[A block of data]
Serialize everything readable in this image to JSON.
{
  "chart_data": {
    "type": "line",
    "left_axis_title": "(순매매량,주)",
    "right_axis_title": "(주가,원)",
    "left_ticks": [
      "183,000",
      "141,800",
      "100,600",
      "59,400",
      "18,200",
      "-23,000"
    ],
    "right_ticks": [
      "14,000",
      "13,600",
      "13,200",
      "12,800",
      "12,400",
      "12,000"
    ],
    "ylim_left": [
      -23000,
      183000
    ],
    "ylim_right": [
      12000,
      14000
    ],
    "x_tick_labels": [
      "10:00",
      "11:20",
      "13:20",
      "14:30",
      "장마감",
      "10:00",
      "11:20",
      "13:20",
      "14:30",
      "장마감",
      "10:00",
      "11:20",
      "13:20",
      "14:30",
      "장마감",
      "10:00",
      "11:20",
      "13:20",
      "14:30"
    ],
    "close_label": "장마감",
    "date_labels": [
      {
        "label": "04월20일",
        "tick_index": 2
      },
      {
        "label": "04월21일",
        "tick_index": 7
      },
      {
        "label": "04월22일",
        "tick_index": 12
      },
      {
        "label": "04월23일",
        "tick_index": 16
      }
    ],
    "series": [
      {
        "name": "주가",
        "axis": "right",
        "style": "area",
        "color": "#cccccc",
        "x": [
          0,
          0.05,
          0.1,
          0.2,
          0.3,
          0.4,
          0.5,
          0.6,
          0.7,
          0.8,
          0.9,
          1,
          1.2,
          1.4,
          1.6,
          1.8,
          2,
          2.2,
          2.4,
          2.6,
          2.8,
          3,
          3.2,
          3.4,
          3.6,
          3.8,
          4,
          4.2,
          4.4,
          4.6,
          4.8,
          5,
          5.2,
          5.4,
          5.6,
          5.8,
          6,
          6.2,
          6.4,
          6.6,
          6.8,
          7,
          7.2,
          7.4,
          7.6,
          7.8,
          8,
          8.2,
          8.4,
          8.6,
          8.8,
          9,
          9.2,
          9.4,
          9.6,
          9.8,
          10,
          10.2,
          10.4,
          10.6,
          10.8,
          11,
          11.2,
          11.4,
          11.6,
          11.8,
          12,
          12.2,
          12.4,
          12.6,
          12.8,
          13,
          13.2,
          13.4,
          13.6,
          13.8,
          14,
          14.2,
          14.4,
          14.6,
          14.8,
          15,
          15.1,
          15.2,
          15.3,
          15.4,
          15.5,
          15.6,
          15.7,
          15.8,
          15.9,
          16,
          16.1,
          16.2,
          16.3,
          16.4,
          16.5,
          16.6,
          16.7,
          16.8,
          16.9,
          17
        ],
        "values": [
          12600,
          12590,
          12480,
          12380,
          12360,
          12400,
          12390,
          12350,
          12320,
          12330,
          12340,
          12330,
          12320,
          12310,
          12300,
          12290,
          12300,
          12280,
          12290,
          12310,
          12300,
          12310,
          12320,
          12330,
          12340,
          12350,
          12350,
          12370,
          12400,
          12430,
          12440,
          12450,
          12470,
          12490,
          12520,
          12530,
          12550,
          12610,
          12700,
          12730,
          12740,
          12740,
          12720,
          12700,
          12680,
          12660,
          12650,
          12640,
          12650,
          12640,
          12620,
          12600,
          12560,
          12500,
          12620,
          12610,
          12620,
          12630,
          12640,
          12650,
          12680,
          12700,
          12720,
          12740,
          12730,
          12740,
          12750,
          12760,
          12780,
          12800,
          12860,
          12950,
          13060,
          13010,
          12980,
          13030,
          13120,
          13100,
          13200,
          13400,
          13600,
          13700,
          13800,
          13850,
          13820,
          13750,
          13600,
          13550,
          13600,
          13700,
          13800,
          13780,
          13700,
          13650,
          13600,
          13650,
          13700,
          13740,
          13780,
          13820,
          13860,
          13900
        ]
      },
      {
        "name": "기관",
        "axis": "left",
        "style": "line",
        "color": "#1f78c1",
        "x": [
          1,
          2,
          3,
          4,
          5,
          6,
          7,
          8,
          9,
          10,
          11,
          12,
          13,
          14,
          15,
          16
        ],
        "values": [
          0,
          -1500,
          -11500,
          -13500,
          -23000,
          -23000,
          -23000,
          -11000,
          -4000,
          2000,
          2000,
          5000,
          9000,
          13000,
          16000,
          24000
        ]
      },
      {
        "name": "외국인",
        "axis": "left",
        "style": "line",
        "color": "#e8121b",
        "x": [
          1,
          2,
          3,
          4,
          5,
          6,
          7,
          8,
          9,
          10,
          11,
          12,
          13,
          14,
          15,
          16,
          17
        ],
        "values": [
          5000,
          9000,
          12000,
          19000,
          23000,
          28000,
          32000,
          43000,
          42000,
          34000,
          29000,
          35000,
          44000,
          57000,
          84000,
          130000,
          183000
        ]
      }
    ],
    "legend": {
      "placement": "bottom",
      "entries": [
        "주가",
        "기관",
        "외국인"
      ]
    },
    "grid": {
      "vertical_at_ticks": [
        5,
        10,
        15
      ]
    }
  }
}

Written task
Extract all of the data shown above without alteration.

Written reply
Serialize everything readable in this image to JSON.
{
  "chart_data": {
    "type": "line",
    "left_axis_title": "(순매매량,주)",
    "right_axis_title": "(주가,원)",
    "left_ticks": [
      "183,000",
      "141,800",
      "100,600",
      "59,400",
      "18,200",
      "-23,000"
    ],
    "right_ticks": [
      "14,000",
      "13,600",
      "13,200",
      "12,800",
      "12,400",
      "12,000"
    ],
    "ylim_left": [
      -23000,
      183000
    ],
    "ylim_right": [
      12000,
      14000
    ],
    "x_tick_labels": [
      "10:00",
      "11:20",
      "13:20",
      "14:30",
      "장마감",
      "10:00",
      "11:20",
      "13:20",
      "14:30",
      "장마감",
      "10:00",
      "11:20",
      "13:20",
      "14:30",
      "장마감",
      "10:00",
      "11:20",
      "13:20",
      "14:30"
    ],
    "close_label": "장마감",
    "date_labels": [
      {
        "label": "04월20일",
        "tick_index": 2
      },
      {
        "label": "04월21일",
        "tick_index": 7
      },
      {
        "label": "04월22일",
        "tick_index": 12
      },
      {
        "label": "04월23일",
        "tick_index": 16
      }
    ],
    "series": [
      {
        "name": "주가",
        "axis": "right",
        "style": "area",
        "color": "#cccccc",
        "x": [
          0,
          0.05,
          0.1,
          0.2,
          0.3,
          0.4,
          0.5,
          0.6,
          0.7,
          0.8,
          0.9,
          1,
          1.2,
          1.4,
          1.6,
          1.8,
          2,
          2.2,
          2.4,
          2.6,
          2.8,
          3,
          3.2,
          3.4,
          3.6,
          3.8,
          4,
          4.2,
          4.4,
          4.6,
          4.8,
          5,
          5.2,
          5.4,
          5.6,
          5.8,
          6,
          6.2,
          6.4,
          6.6,
          6.8,
          7,
          7.2,
          7.4,
          7.6,
          7.8,
          8,
          8.2,
          8.4,
          8.6,
          8.8,
          9,
          9.2,
          9.4,
          9.6,
          9.8,
          10,
          10.2,
          10.4,
          10.6,
          10.8,
          11,
          11.2,
          11.4,
          11.6,
          11.8,
          12,
          12.2,
          12.4,
          12.6,
          12.8,
          13,
          13.2,
          13.4,
          13.6,
          13.8,
          14,
          14.2,
          14.4,
          14.6,
          14.8,
          15,
          15.1,
          15.2,
          15.3,
          15.4,
          15.5,
          15.6,
          15.7,
          15.8,
          15.9,
          16,
          16.1,
          16.2,
          16.3,
          16.4,
          16.5,
          16.6,
          16.7,
          16.8,
          16.9,
          17
        ],
        "values": [
          12600,
          12590,
          12480,
          12380,
          12360,
          12400,
          12390,
          12350,
          12320,
          12330,
          12340,
          12330,
          12320,
          12310,
          12300,
          12290,
          12300,
          12280,
          12290,
          12310,
          12300,
          12310,
          12320,
          12330,
          12340,
          12350,
          12350,
          12370,
          12400,
          12430,
          12440,
          12450,
          12470,
          12490,
          12520,
          12530,
          12550,
          12610,
          12700,
          12730,
          12740,
          12740,
          12720,
          12700,
          12680,
          12660,
          12650,
          12640,
          12650,
          12640,
          12620,
          12600,
          12560,
          12500,
          12620,
          12610,
          12620,
          12630,
          12640,
          12650,
          12680,
          12700,
          12720,
          12740,
          12730,
          12740,
          12750,
          12760,
          12780,
          12800,
          12860,
          12950,
          13060,
          13010,
          12980,
          13030,
          13120,
          13100,
          13200,
          13400,
          13600,
          13700,
          13800,
          13850,
          13820,
          13750,
          13600,
          13550,
          13600,
          13700,
          13800,
          13780,
          13700,
          13650,
          13600,
          13650,
          13700,
          13740,
          13780,
          13820,
          13860,
          13900
        ]
      },
      {
        "name": "기관",
        "axis": "left",
        "style": "line",
        "color": "#1f78c1",
        "x": [
          1,
          2,
          3,
          4,
          5,
          6,
          7,
          8,
          9,
          10,
          11,
          12,
          13,
          14,
          15,
          16
        ],
        "values": [
          0,
          -1500,
          -11500,
          -13500,
          -23000,
          -23000,
          -23000,
          -11000,
          -4000,
          2000,
          2000,
          5000,
          9000,
          13000,
          16000,
          24000
        ]
      },
      {
        "name": "외국인",
        "axis": "left",
        "style": "line",
        "color": "#e8121b",
        "x": [
          1,
          2,
          3,
          4,
          5,
          6,
          7,
          8,
          9,
          10,
          11,
          12,
          13,
          14,
          15,
          16,
          17
        ],
        "values": [
          5000,
          9000,
          12000,
          19000,
          23000,
          28000,
          32000,
          43000,
          42000,
          34000,
          29000,
          35000,
          44000,
          57000,
          84000,
          130000,
          183000
        ]
      }
    ],
    "legend": {
      "placement": "bottom",
      "entries": [
        "주가",
        "기관",
        "외국인"
      ]
    },
    "grid": {
      "vertical_at_ticks": [
        5,
        10,
        15
      ]
    }
  }
}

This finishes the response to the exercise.